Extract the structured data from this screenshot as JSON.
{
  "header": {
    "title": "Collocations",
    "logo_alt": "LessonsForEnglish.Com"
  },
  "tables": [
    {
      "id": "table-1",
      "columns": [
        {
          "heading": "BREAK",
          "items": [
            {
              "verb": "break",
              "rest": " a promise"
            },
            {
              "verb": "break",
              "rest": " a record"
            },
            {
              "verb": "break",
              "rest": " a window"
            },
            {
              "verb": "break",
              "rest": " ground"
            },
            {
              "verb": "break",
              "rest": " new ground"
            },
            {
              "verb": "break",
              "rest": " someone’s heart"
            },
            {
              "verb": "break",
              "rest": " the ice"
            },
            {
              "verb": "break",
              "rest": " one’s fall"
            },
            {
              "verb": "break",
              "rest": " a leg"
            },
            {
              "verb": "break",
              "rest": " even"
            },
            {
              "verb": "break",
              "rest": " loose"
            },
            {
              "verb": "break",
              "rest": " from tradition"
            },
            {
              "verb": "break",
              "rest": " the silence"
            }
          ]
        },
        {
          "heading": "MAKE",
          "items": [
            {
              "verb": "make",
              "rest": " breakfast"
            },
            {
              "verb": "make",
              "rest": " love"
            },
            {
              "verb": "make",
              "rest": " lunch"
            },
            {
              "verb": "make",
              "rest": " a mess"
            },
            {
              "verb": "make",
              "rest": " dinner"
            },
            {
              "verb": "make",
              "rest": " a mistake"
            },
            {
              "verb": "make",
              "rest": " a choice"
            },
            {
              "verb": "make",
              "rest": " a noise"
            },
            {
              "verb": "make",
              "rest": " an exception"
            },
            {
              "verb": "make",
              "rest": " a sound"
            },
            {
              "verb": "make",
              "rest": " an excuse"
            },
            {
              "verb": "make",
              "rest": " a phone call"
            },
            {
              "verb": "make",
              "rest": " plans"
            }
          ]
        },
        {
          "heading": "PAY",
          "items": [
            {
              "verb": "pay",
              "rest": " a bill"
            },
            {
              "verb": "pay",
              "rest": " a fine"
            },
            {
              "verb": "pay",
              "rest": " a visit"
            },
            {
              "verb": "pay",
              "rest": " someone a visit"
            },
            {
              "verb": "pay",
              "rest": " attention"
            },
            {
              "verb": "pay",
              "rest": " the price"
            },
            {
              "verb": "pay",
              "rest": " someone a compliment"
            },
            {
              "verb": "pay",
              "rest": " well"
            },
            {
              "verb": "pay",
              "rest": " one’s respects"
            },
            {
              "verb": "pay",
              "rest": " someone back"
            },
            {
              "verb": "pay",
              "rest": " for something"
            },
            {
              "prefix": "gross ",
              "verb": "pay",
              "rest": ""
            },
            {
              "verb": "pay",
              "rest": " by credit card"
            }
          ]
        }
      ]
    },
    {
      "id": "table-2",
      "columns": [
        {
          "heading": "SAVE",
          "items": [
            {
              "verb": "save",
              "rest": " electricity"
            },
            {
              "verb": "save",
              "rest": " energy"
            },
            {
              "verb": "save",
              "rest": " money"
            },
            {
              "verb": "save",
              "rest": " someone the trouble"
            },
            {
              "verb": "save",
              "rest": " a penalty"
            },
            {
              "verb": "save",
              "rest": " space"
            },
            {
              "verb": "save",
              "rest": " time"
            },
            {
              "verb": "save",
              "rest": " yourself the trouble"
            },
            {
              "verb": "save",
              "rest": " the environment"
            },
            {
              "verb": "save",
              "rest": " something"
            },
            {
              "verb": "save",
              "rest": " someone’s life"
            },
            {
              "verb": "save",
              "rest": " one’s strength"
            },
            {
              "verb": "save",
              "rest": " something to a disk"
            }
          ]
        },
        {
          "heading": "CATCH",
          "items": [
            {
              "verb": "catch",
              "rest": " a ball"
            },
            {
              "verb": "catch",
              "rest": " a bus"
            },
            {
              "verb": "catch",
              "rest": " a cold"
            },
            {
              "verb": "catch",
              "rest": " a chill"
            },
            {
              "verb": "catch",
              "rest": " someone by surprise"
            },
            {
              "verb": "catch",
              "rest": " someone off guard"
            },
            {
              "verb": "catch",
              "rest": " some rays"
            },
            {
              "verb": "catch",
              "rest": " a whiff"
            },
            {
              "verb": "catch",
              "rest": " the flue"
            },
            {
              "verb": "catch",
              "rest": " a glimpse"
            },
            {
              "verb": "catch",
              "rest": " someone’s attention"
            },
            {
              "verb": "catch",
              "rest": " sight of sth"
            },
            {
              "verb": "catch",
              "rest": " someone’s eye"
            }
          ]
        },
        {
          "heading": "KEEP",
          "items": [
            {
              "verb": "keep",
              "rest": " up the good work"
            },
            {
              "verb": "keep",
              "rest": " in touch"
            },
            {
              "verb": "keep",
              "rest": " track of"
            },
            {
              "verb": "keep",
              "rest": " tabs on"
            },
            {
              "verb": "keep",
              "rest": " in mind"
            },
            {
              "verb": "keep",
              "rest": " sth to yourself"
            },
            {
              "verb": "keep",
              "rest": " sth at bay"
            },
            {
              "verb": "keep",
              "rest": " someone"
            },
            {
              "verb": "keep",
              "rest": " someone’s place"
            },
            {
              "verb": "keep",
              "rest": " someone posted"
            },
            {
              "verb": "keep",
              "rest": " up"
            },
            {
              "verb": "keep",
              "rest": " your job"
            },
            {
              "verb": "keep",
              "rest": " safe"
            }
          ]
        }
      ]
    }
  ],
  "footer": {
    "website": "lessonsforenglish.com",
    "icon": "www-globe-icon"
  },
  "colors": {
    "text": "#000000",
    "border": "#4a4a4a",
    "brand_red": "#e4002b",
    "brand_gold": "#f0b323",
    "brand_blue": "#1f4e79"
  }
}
-------
### Objective
What is the number of lines above that hold the string "from"? Answer with that number alone.

### Output
2